**Stated goal**
Extract the full set of records that follows, word for word.

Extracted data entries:
--- START ---
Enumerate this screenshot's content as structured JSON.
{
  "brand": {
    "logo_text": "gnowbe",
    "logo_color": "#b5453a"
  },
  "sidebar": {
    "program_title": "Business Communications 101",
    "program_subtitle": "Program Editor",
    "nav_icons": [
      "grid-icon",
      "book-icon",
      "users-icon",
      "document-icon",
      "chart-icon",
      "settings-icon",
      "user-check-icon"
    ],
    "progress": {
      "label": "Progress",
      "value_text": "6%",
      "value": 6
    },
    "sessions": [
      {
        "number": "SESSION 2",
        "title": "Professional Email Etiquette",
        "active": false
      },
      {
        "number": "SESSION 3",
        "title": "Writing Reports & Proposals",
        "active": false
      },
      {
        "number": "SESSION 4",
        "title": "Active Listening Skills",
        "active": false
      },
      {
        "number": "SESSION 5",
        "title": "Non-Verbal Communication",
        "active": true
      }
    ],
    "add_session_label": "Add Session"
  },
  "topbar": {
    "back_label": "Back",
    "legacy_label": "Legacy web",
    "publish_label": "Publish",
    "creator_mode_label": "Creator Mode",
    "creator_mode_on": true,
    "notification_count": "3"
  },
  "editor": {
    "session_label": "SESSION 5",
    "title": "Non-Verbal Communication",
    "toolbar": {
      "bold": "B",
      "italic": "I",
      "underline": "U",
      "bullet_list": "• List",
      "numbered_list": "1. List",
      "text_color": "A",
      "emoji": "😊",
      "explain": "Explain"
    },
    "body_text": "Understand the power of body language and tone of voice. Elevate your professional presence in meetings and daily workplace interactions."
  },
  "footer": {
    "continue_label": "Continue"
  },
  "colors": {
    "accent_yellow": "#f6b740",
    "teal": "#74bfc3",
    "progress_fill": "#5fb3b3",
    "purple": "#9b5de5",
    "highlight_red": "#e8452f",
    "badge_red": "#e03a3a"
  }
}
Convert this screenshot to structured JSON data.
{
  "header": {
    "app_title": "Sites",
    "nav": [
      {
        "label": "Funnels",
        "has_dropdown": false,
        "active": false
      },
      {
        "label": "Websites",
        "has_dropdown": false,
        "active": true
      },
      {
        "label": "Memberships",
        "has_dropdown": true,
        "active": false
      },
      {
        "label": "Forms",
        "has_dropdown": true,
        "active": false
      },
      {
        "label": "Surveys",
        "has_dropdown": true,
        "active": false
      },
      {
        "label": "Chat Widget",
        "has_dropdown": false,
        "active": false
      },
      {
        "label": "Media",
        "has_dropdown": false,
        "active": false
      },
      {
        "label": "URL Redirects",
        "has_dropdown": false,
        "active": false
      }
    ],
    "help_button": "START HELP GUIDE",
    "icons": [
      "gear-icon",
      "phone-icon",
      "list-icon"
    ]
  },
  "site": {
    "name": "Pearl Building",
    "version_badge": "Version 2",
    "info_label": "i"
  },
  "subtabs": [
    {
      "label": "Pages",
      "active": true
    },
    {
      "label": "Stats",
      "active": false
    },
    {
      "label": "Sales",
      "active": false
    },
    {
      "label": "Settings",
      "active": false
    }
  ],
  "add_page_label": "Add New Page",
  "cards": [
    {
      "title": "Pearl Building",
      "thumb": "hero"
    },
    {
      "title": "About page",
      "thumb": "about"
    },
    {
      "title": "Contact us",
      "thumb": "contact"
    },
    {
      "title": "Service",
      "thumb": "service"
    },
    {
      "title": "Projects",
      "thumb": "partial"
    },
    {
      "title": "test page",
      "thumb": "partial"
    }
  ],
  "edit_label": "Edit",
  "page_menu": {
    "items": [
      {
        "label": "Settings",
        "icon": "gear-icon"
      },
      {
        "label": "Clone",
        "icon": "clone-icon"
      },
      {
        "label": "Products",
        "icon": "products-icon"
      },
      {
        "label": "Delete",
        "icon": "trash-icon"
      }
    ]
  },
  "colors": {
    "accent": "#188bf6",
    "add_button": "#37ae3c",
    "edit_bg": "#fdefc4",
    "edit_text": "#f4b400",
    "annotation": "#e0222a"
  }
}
--- END ---
**Solution below**
Enumerate this screenshot's content as structured JSON.
{
  "brand": {
    "logo_text": "gnowbe",
    "logo_color": "#b5453a"
  },
  "sidebar": {
    "program_title": "Business Communications 101",
    "program_subtitle": "Program Editor",
    "nav_icons": [
      "grid-icon",
      "book-icon",
      "users-icon",
      "document-icon",
      "chart-icon",
      "settings-icon",
      "user-check-icon"
    ],
    "progress": {
      "label": "Progress",
      "value_text": "6%",
      "value": 6
    },
    "sessions": [
      {
        "number": "SESSION 2",
        "title": "Professional Email Etiquette",
        "active": false
      },
      {
        "number": "SESSION 3",
        "title": "Writing Reports & Proposals",
        "active": false
      },
      {
        "number": "SESSION 4",
        "title": "Active Listening Skills",
        "active": false
      },
      {
        "number": "SESSION 5",
        "title": "Non-Verbal Communication",
        "active": true
      }
    ],
    "add_session_label": "Add Session"
  },
  "topbar": {
    "back_label": "Back",
    "legacy_label": "Legacy web",
    "publish_label": "Publish",
    "creator_mode_label": "Creator Mode",
    "creator_mode_on": true,
    "notification_count": "3"
  },
  "editor": {
    "session_label": "SESSION 5",
    "title": "Non-Verbal Communication",
    "toolbar": {
      "bold": "B",
      "italic": "I",
      "underline": "U",
      "bullet_list": "• List",
      "numbered_list": "1. List",
      "text_color": "A",
      "emoji": "😊",
      "explain": "Explain"
    },
    "body_text": "Understand the power of body language and tone of voice. Elevate your professional presence in meetings and daily workplace interactions."
  },
  "footer": {
    "continue_label": "Continue"
  },
  "colors": {
    "accent_yellow": "#f6b740",
    "teal": "#74bfc3",
    "progress_fill": "#5fb3b3",
    "purple": "#9b5de5",
    "highlight_red": "#e8452f",
    "badge_red": "#e03a3a"
  }
}
Convert this screenshot to structured JSON data.
{
  "header": {
    "app_title": "Sites",
    "nav": [
      {
        "label": "Funnels",
        "has_dropdown": false,
        "active": false
      },
      {
        "label": "Websites",
        "has_dropdown": false,
        "active": true
      },
      {
        "label": "Memberships",
        "has_dropdown": true,
        "active": false
      },
      {
        "label": "Forms",
        "has_dropdown": true,
        "active": false
      },
      {
        "label": "Surveys",
        "has_dropdown": true,
        "active": false
      },
      {
        "label": "Chat Widget",
        "has_dropdown": false,
        "active": false
      },
      {
        "label": "Media",
        "has_dropdown": false,
        "active": false
      },
      {
        "label": "URL Redirects",
        "has_dropdown": false,
        "active": false
      }
    ],
    "help_button": "START HELP GUIDE",
    "icons": [
      "gear-icon",
      "phone-icon",
      "list-icon"
    ]
  },
  "site": {
    "name": "Pearl Building",
    "version_badge": "Version 2",
    "info_label": "i"
  },
  "subtabs": [
    {
      "label": "Pages",
      "active": true
    },
    {
      "label": "Stats",
      "active": false
    },
    {
      "label": "Sales",
      "active": false
    },
    {
      "label": "Settings",
      "active": false
    }
  ],
  "add_page_label": "Add New Page",
  "cards": [
    {
      "title": "Pearl Building",
      "thumb": "hero"
    },
    {
      "title": "About page",
      "thumb": "about"
    },
    {
      "title": "Contact us",
      "thumb": "contact"
    },
    {
      "title": "Service",
      "thumb": "service"
    },
    {
      "title": "Projects",
      "thumb": "partial"
    },
    {
      "title": "test page",
      "thumb": "partial"
    }
  ],
  "edit_label": "Edit",
  "page_menu": {
    "items": [
      {
        "label": "Settings",
        "icon": "gear-icon"
      },
      {
        "label": "Clone",
        "icon": "clone-icon"
      },
      {
        "label": "Products",
        "icon": "products-icon"
      },
      {
        "label": "Delete",
        "icon": "trash-icon"
      }
    ]
  },
  "colors": {
    "accent": "#188bf6",
    "add_button": "#37ae3c",
    "edit_bg": "#fdefc4",
    "edit_text": "#f4b400",
    "annotation": "#e0222a"
  }
}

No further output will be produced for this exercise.